REQUIRED WORK: Where does the string "LCDs" appear? Copy every line of the entries below that holds it.

SOURCE MATERIAL:
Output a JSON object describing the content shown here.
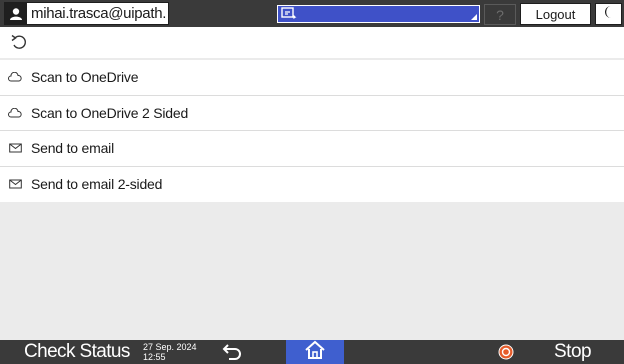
{
  "header": {
    "user": "mihai.trasca@uipath.",
    "help_label": "?",
    "logout_label": "Logout"
  },
  "list": {
    "items": [
      {
        "label": "Scan to OneDrive",
        "icon": "cloud-icon"
      },
      {
        "label": "Scan to OneDrive 2 Sided",
        "icon": "cloud-icon"
      },
      {
        "label": "Send to email",
        "icon": "envelope-icon"
      },
      {
        "label": "Send to email 2-sided",
        "icon": "envelope-icon"
      }
    ]
  },
  "footer": {
    "check_status_label": "Check Status",
    "date": "27 Sep. 2024",
    "time": "12:55",
    "stop_label": "Stop"
  },
  "colors": {
    "bar": "#3a3a3a",
    "accent": "#3f5fcf",
    "stop": "#e65c2a"
  }
}
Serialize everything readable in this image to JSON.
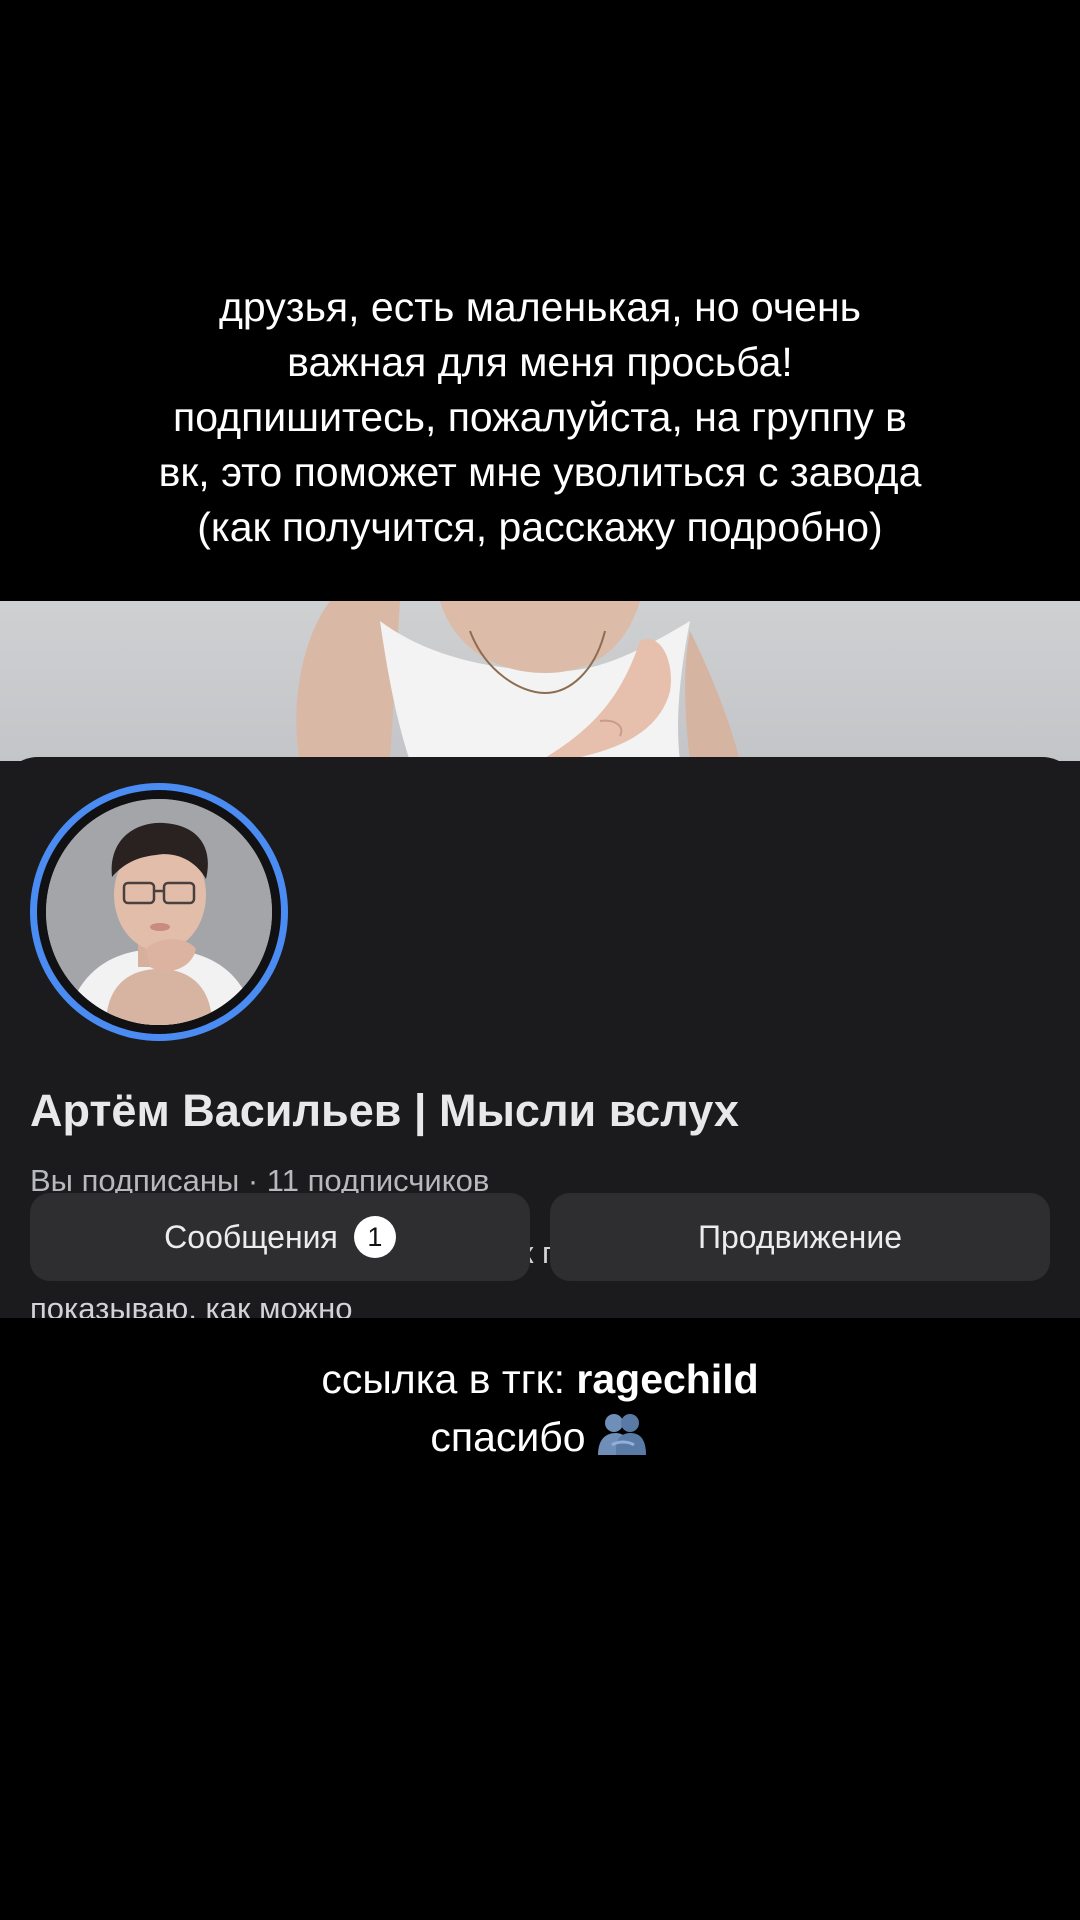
{
  "caption_top": {
    "lines": [
      "друзья, есть маленькая, но очень",
      "важная для меня просьба!",
      "подпишитесь, пожалуйста, на группу в",
      "вк, это поможет мне уволиться с завода",
      "(как получится, расскажу подробно)"
    ]
  },
  "profile": {
    "name": "Артём Васильев | Мысли вслух",
    "stats": "Вы подписаны · 11 подписчиков",
    "description_lines": [
      "Борюсь с социофобией  Не учу, как правильно, лишь",
      "показываю, как можно"
    ],
    "avatar_ring_color": "#4a8cf2"
  },
  "buttons": {
    "messages_label": "Сообщения",
    "messages_count": "1",
    "promotion_label": "Продвижение"
  },
  "caption_bottom": {
    "link_prefix": "ссылка в тгк: ",
    "link_name": "ragechild",
    "thanks": "спасибо",
    "emoji": "people-hugging-icon"
  }
}
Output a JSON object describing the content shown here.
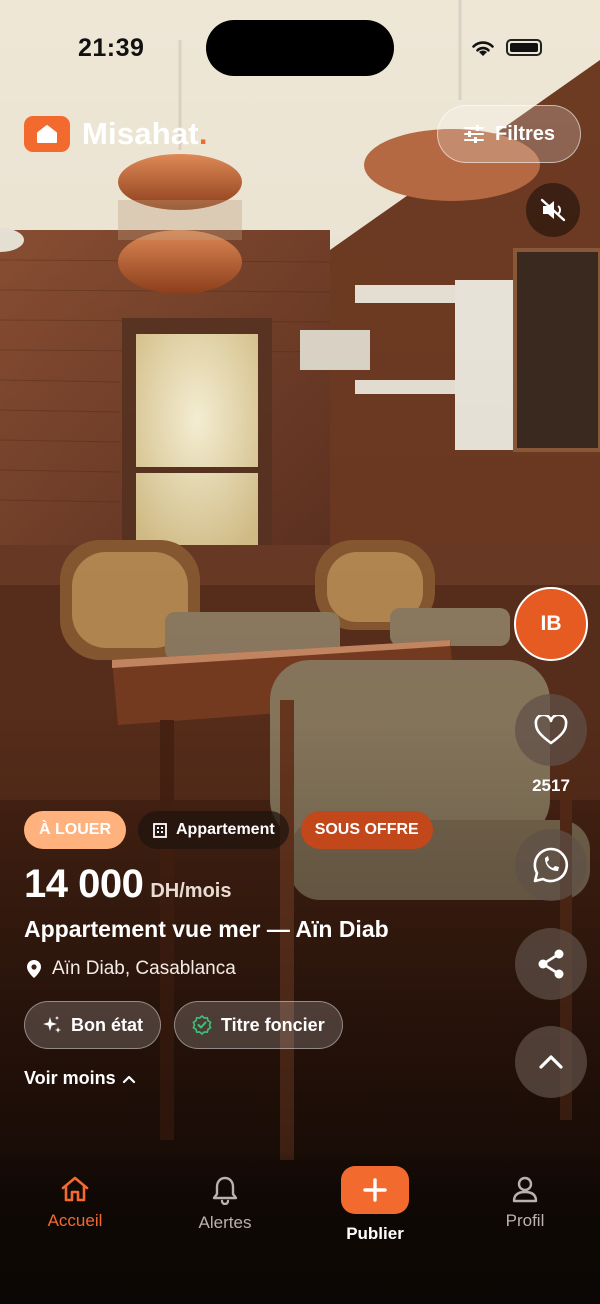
{
  "status_bar": {
    "time": "21:39"
  },
  "header": {
    "brand": "Misahat",
    "brand_dot": ".",
    "filters_label": "Filtres"
  },
  "rail": {
    "avatar_initials": "IB",
    "like_count": "2517"
  },
  "listing": {
    "tags": {
      "rent": "À LOUER",
      "type": "Appartement",
      "status": "SOUS OFFRE"
    },
    "price": "14 000",
    "price_unit": "DH/mois",
    "title": "Appartement vue mer — Aïn Diab",
    "location": "Aïn Diab, Casablanca",
    "features": [
      "Bon état",
      "Titre foncier"
    ],
    "see_less": "Voir moins"
  },
  "nav": {
    "home": "Accueil",
    "alerts": "Alertes",
    "publish": "Publier",
    "profile": "Profil"
  },
  "colors": {
    "accent": "#f26a2e",
    "offer": "#c2471a",
    "rent_tag": "#ffb27d"
  }
}
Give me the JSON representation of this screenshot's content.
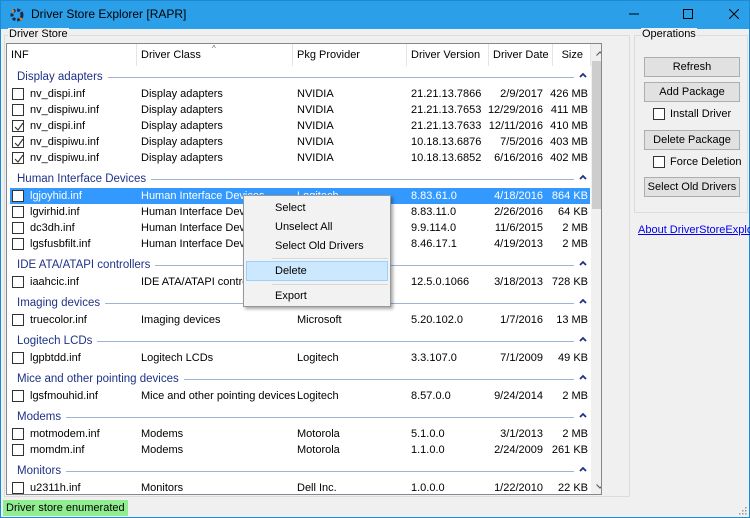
{
  "window": {
    "title": "Driver Store Explorer [RAPR]",
    "icon": "gear-icon",
    "controls": {
      "minimize": "minimize-icon",
      "maximize": "maximize-icon",
      "close": "close-icon"
    }
  },
  "driver_store": {
    "group_label": "Driver Store",
    "columns": [
      {
        "key": "inf",
        "label": "INF"
      },
      {
        "key": "class",
        "label": "Driver Class",
        "sorted": "ascending"
      },
      {
        "key": "provider",
        "label": "Pkg Provider"
      },
      {
        "key": "version",
        "label": "Driver Version"
      },
      {
        "key": "date",
        "label": "Driver Date"
      },
      {
        "key": "size",
        "label": "Size"
      }
    ],
    "groups": [
      {
        "title": "Display adapters",
        "rows": [
          {
            "checked": false,
            "selected": false,
            "inf": "nv_dispi.inf",
            "class": "Display adapters",
            "provider": "NVIDIA",
            "version": "21.21.13.7866",
            "date": "2/9/2017",
            "size": "426 MB"
          },
          {
            "checked": false,
            "selected": false,
            "inf": "nv_dispiwu.inf",
            "class": "Display adapters",
            "provider": "NVIDIA",
            "version": "21.21.13.7653",
            "date": "12/29/2016",
            "size": "411 MB"
          },
          {
            "checked": true,
            "selected": false,
            "inf": "nv_dispi.inf",
            "class": "Display adapters",
            "provider": "NVIDIA",
            "version": "21.21.13.7633",
            "date": "12/11/2016",
            "size": "410 MB"
          },
          {
            "checked": true,
            "selected": false,
            "inf": "nv_dispiwu.inf",
            "class": "Display adapters",
            "provider": "NVIDIA",
            "version": "10.18.13.6876",
            "date": "7/5/2016",
            "size": "403 MB"
          },
          {
            "checked": true,
            "selected": false,
            "inf": "nv_dispiwu.inf",
            "class": "Display adapters",
            "provider": "NVIDIA",
            "version": "10.18.13.6852",
            "date": "6/16/2016",
            "size": "402 MB"
          }
        ]
      },
      {
        "title": "Human Interface Devices",
        "rows": [
          {
            "checked": false,
            "selected": true,
            "inf": "lgjoyhid.inf",
            "class": "Human Interface Devices",
            "provider": "Logitech",
            "version": "8.83.61.0",
            "date": "4/18/2016",
            "size": "864 KB"
          },
          {
            "checked": false,
            "selected": false,
            "inf": "lgvirhid.inf",
            "class": "Human Interface Devices",
            "provider": "",
            "version": "8.83.11.0",
            "date": "2/26/2016",
            "size": "64 KB"
          },
          {
            "checked": false,
            "selected": false,
            "inf": "dc3dh.inf",
            "class": "Human Interface Devices",
            "provider": "",
            "version": "9.9.114.0",
            "date": "11/6/2015",
            "size": "2 MB"
          },
          {
            "checked": false,
            "selected": false,
            "inf": "lgsfusbfilt.inf",
            "class": "Human Interface Devices",
            "provider": "",
            "version": "8.46.17.1",
            "date": "4/19/2013",
            "size": "2 MB"
          }
        ]
      },
      {
        "title": "IDE ATA/ATAPI controllers",
        "rows": [
          {
            "checked": false,
            "selected": false,
            "inf": "iaahcic.inf",
            "class": "IDE ATA/ATAPI controllers",
            "provider": "",
            "version": "12.5.0.1066",
            "date": "3/18/2013",
            "size": "728 KB"
          }
        ]
      },
      {
        "title": "Imaging devices",
        "rows": [
          {
            "checked": false,
            "selected": false,
            "inf": "truecolor.inf",
            "class": "Imaging devices",
            "provider": "Microsoft",
            "version": "5.20.102.0",
            "date": "1/7/2016",
            "size": "13 MB"
          }
        ]
      },
      {
        "title": "Logitech LCDs",
        "rows": [
          {
            "checked": false,
            "selected": false,
            "inf": "lgpbtdd.inf",
            "class": "Logitech LCDs",
            "provider": "Logitech",
            "version": "3.3.107.0",
            "date": "7/1/2009",
            "size": "49 KB"
          }
        ]
      },
      {
        "title": "Mice and other pointing devices",
        "rows": [
          {
            "checked": false,
            "selected": false,
            "inf": "lgsfmouhid.inf",
            "class": "Mice and other pointing devices",
            "provider": "Logitech",
            "version": "8.57.0.0",
            "date": "9/24/2014",
            "size": "2 MB"
          }
        ]
      },
      {
        "title": "Modems",
        "rows": [
          {
            "checked": false,
            "selected": false,
            "inf": "motmodem.inf",
            "class": "Modems",
            "provider": "Motorola",
            "version": "5.1.0.0",
            "date": "3/1/2013",
            "size": "2 MB"
          },
          {
            "checked": false,
            "selected": false,
            "inf": "momdm.inf",
            "class": "Modems",
            "provider": "Motorola",
            "version": "1.1.0.0",
            "date": "2/24/2009",
            "size": "261 KB"
          }
        ]
      },
      {
        "title": "Monitors",
        "rows": [
          {
            "checked": false,
            "selected": false,
            "inf": "u2311h.inf",
            "class": "Monitors",
            "provider": "Dell Inc.",
            "version": "1.0.0.0",
            "date": "1/22/2010",
            "size": "22 KB"
          }
        ]
      }
    ]
  },
  "operations": {
    "group_label": "Operations",
    "refresh_label": "Refresh",
    "add_package_label": "Add Package",
    "install_driver_label": "Install Driver",
    "install_driver_checked": false,
    "delete_package_label": "Delete Package",
    "force_deletion_label": "Force Deletion",
    "force_deletion_checked": false,
    "select_old_drivers_label": "Select Old Drivers",
    "about_link": "About DriverStoreExplorer"
  },
  "context_menu": {
    "items": [
      {
        "label": "Select",
        "highlighted": false
      },
      {
        "label": "Unselect All",
        "highlighted": false
      },
      {
        "label": "Select Old Drivers",
        "highlighted": false
      },
      {
        "label": "Delete",
        "highlighted": true
      },
      {
        "label": "Export",
        "highlighted": false
      }
    ]
  },
  "status": {
    "text": "Driver store enumerated",
    "color": "#90ee90"
  },
  "colors": {
    "titlebar": "#2b9fe8",
    "group_header": "#1e3287",
    "selection": "#3399ff",
    "menu_highlight": "#cce8ff"
  }
}
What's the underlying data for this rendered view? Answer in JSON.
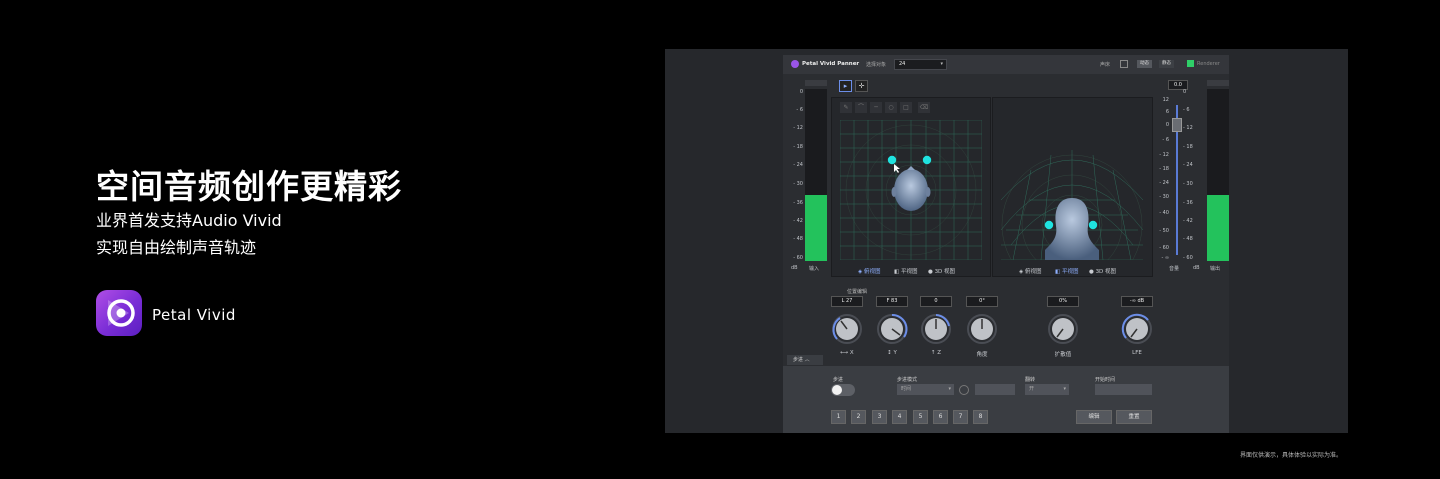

RESULT OF THIS TASK:
        "title": "Logitech LCDs",
            "class": "Logitech LCDs",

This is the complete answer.